Data listing:
%%

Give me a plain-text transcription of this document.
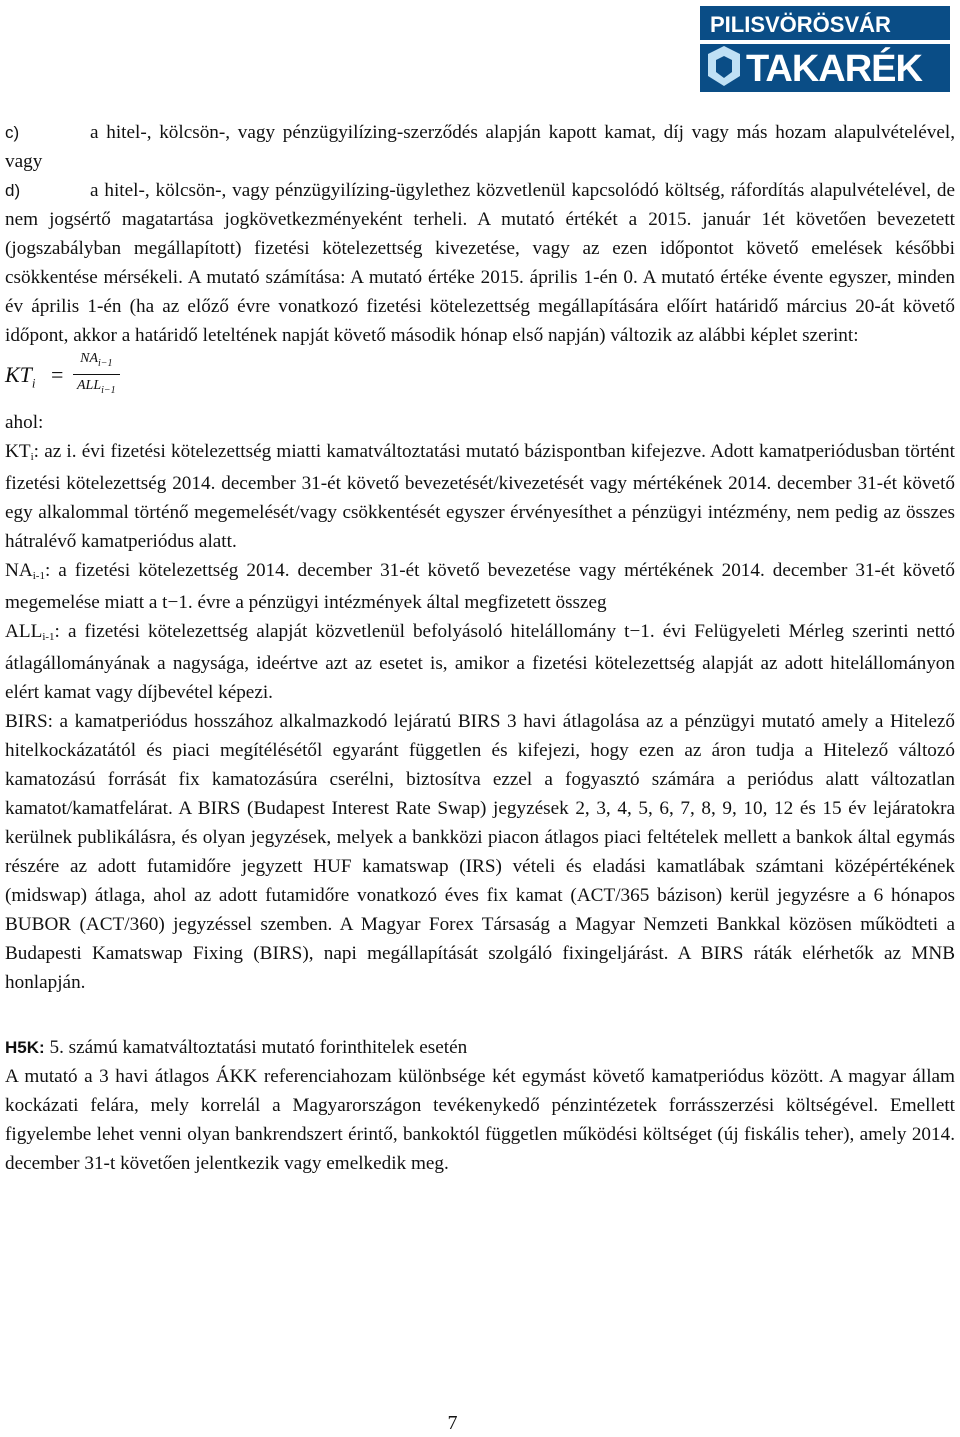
PILISVÖRÖSVÁR
TAKARÉK
c)	a hitel-, kölcsön-, vagy pénzügyilízing-szerződés alapján kapott kamat, díj vagy más hozam alapulvételével, vagy
d)	a hitel-, kölcsön-, vagy pénzügyilízing-ügylethez közvetlenül kapcsolódó költség, ráfordítás alapulvételével, de nem jogsértő magatartása jogkövetkezményeként terheli. A mutató értékét a 2015. január 1ét követően bevezetett (jogszabályban megállapított) fizetési kötelezettség kivezetése, vagy az ezen időpontot követő emelések későbbi csökkentése mérsékeli. A mutató számítása: A mutató értéke 2015. április 1-én 0. A mutató értéke évente egyszer, minden év április 1-én (ha az előző évre vonatkozó fizetési kötelezettség megállapítására előírt határidő március 20-át követő időpont, akkor a határidő leteltének napját követő második hónap első napján) változik az alábbi képlet szerint:
$KT_i$ =
$NA_{i-1}$
$ALL_{i-1}$

ahol:

KTi: az i. évi fizetési kötelezettség miatti kamatváltoztatási mutató bázispontban kifejezve. Adott kamatperiódusban történt fizetési kötelezettség 2014. december 31-ét követő bevezetését/kivezetését vagy mértékének 2014. december 31-ét követő egy alkalommal történő megemelését/vagy csökkentését egyszer érvényesíthet a pénzügyi intézmény, nem pedig az összes hátralévő kamatperiódus alatt.

NAi-1: a fizetési kötelezettség 2014. december 31-ét követő bevezetése vagy mértékének 2014. december 31-ét követő megemelése miatt a t−1. évre a pénzügyi intézmények által megfizetett összeg

ALLi-1: a fizetési kötelezettség alapját közvetlenül befolyásoló hitelállomány t−1. évi Felügyeleti Mérleg szerinti nettó átlagállományának a nagysága, ideértve azt az esetet is, amikor a fizetési kötelezettség alapját az adott hitelállományon elért kamat vagy díjbevétel képezi.

BIRS: a kamatperiódus hosszához alkalmazkodó lejáratú BIRS 3 havi átlagolása az a pénzügyi mutató amely a Hitelező hitelkockázatától és piaci megítélésétől egyaránt független és kifejezi, hogy ezen az áron tudja a Hitelező változó kamatozású forrását fix kamatozásúra cserélni, biztosítva ezzel a fogyasztó számára a periódus alatt változatlan kamatot/kamatfelárat. A BIRS (Budapest Interest Rate Swap) jegyzések 2, 3, 4, 5, 6, 7, 8, 9, 10, 12 és 15 év lejáratokra kerülnek publikálásra, és olyan jegyzések, melyek a bankközi piacon átlagos piaci feltételek mellett a bankok által egymás részére az adott futamidőre jegyzett HUF kamatswap (IRS) vételi és eladási kamatlábak számtani középértékének (midswap) átlaga, ahol az adott futamidőre vonatkozó éves fix kamat (ACT/365 bázison) kerül jegyzésre a 6 hónapos BUBOR (ACT/360) jegyzéssel szemben. A Magyar Forex Társaság a Magyar Nemzeti Bankkal közösen működteti a Budapesti Kamatswap Fixing (BIRS), napi megállapítását szolgáló fixingeljárást. A BIRS ráták elérhetők az MNB honlapján.

H5K: 5. számú kamatváltoztatási mutató forinthitelek esetén

A mutató a 3 havi átlagos ÁKK referenciahozam különbsége két egymást követő kamatperiódus között. A magyar állam kockázati felára, mely korrelál a Magyarországon tevékenykedő pénzintézetek forrásszerzési költségével. Emellett figyelembe lehet venni olyan bankrendszert érintő, bankoktól független működési költséget (új fiskális teher), amely 2014. december 31-t követően jelentkezik vagy emelkedik meg.

7
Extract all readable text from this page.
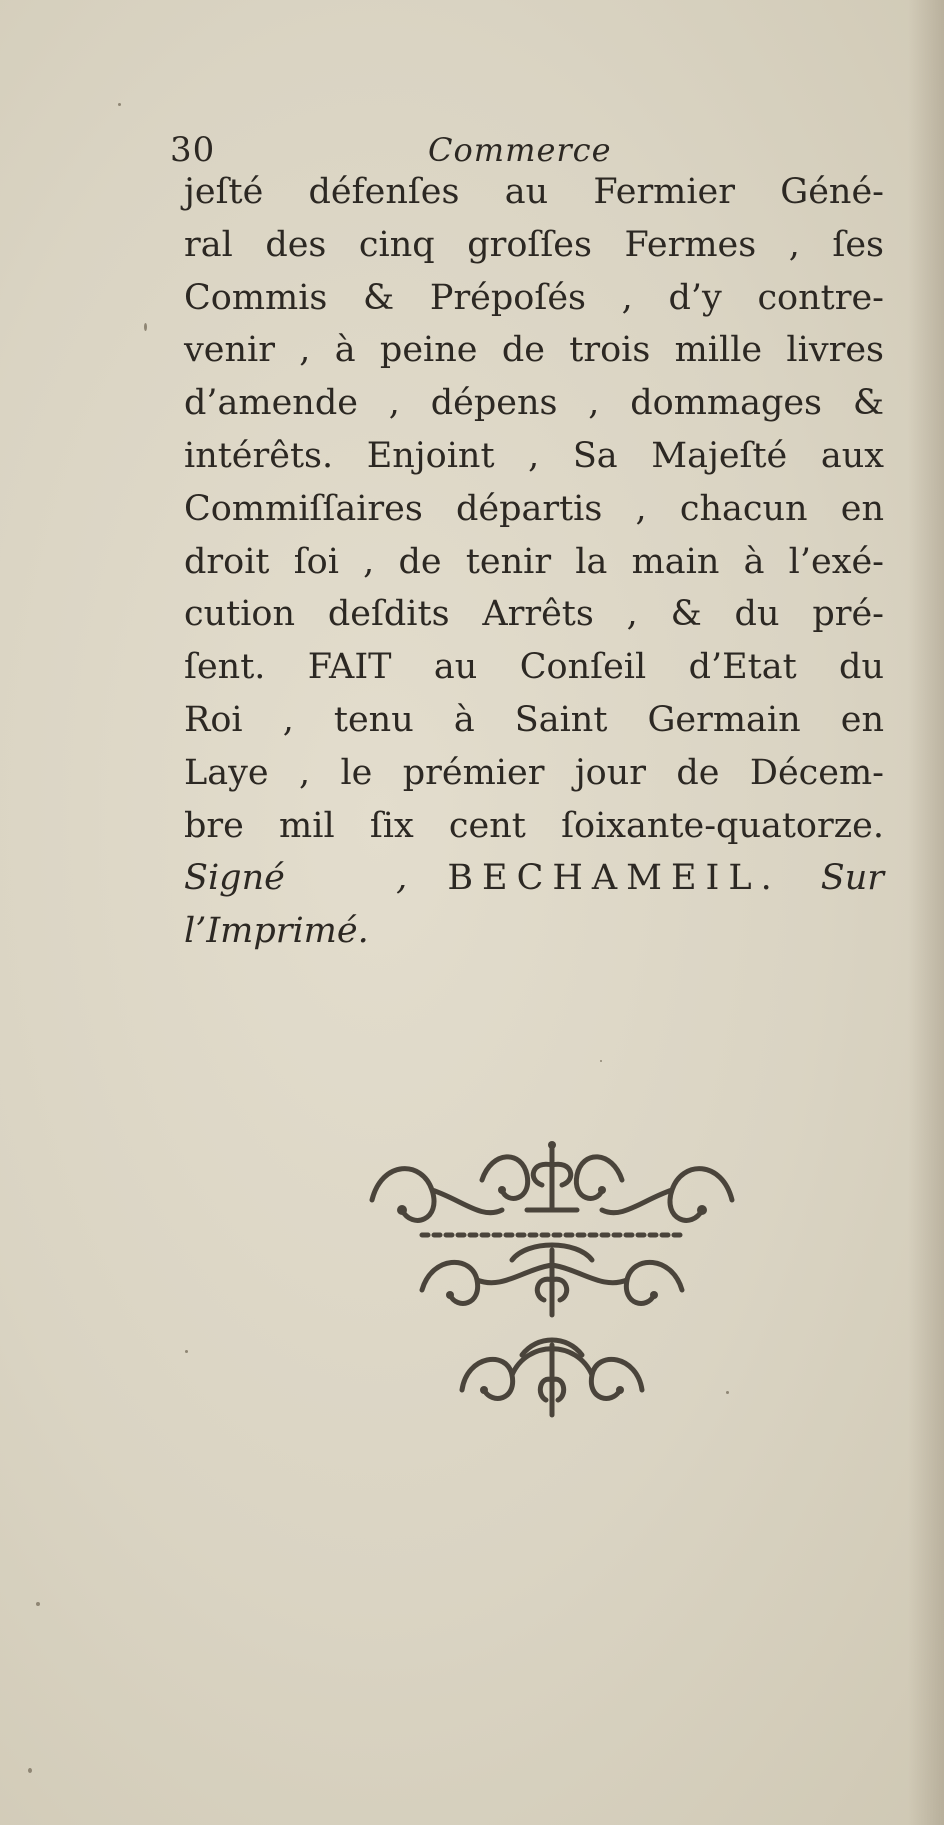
30	Commerce
jeſté défenſes au Fermier Géné-
ral des cinq groſſes Fermes , ſes
Commis & Prépoſés , d’y contre-
venir , à peine de trois mille livres
d’amende , dépens , dommages &
intérêts. Enjoint , Sa Majeſté aux
Commiſſaires départis , chacun en
droit ſoi , de tenir la main à l’exé-
cution deſdits Arrêts , & du pré-
ſent. FAIT au Conſeil d’Etat du
Roi , tenu à Saint Germain en
Laye , le prémier jour de Décem-
bre mil ſix cent ſoixante-quatorze.
Signé , BECHAMEIL. Sur
l’Imprimé.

%%

● **AIM OF THE EXERCISE**:
Copy out exactly the lines from the one with "Extract all readable text from this page." through the end of the listing, both ends included, omitting any picture.

● **EXERCISE RESULT**:
Extract all readable text from this page.
30	Commerce
jeſté défenſes au Fermier Géné-
ral des cinq groſſes Fermes , ſes
Commis & Prépoſés , d’y contre-
venir , à peine de trois mille livres
d’amende , dépens , dommages &
intérêts. Enjoint , Sa Majeſté aux
Commiſſaires départis , chacun en
droit ſoi , de tenir la main à l’exé-
cution deſdits Arrêts , & du pré-
ſent. FAIT au Conſeil d’Etat du
Roi , tenu à Saint Germain en
Laye , le prémier jour de Décem-
bre mil ſix cent ſoixante-quatorze.
Signé , BECHAMEIL. Sur
l’Imprimé.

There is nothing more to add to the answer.